GOAL: Extract each line containing the string "word".

TASK MATERIAL:
<<<<

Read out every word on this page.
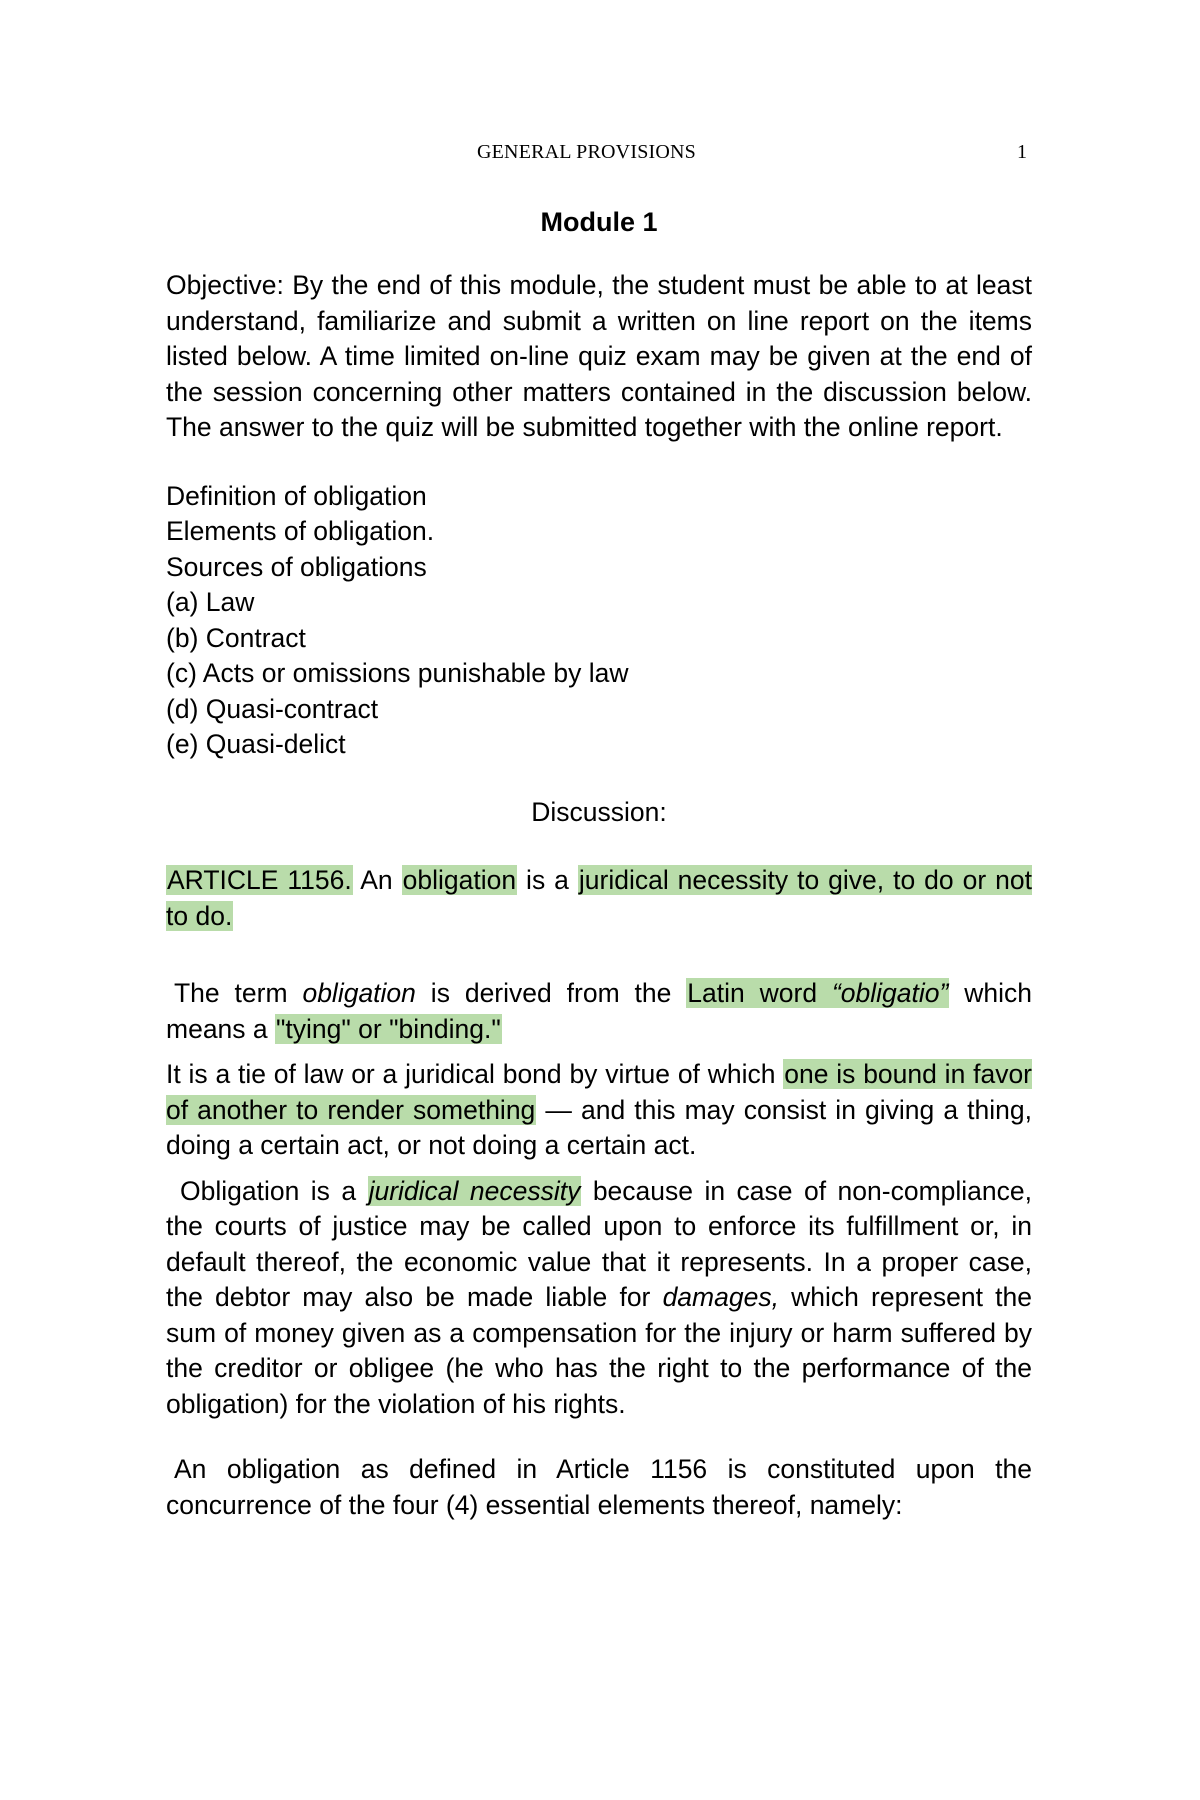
GENERAL PROVISIONS	1
Module 1

Objective: By the end of this module, the student must be able to at least understand, familiarize and submit a written on line report on the items listed below. A time limited on-line quiz exam may be given at the end of the session concerning other matters contained in the discussion below. The answer to the quiz will be submitted together with the online report.

Definition of obligation
Elements of obligation.
Sources of obligations
(a) Law
(b) Contract
(c) Acts or omissions punishable by law
(d) Quasi-contract
(e) Quasi-delict
Discussion:

ARTICLE 1156. An obligation is a juridical necessity to give, to do or not to do.

The term obligation is derived from the Latin word “obligatio” which means a "tying" or "binding."

It is a tie of law or a juridical bond by virtue of which one is bound in favor of another to render something — and this may consist in giving a thing, doing a certain act, or not doing a certain act.

Obligation is a juridical necessity because in case of non-compliance, the courts of justice may be called upon to enforce its fulfillment or, in default thereof, the economic value that it represents. In a proper case, the debtor may also be made liable for damages, which represent the sum of money given as a compensation for the injury or harm suffered by the creditor or obligee (he who has the right to the performance of the obligation) for the violation of his rights.

An obligation as defined in Article 1156 is constituted upon the concurrence of the four (4) essential elements thereof, namely:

>>>>

THE SOLUTION:
Read out every word on this page.
The term obligation is derived from the Latin word “obligatio” which means a "tying" or "binding."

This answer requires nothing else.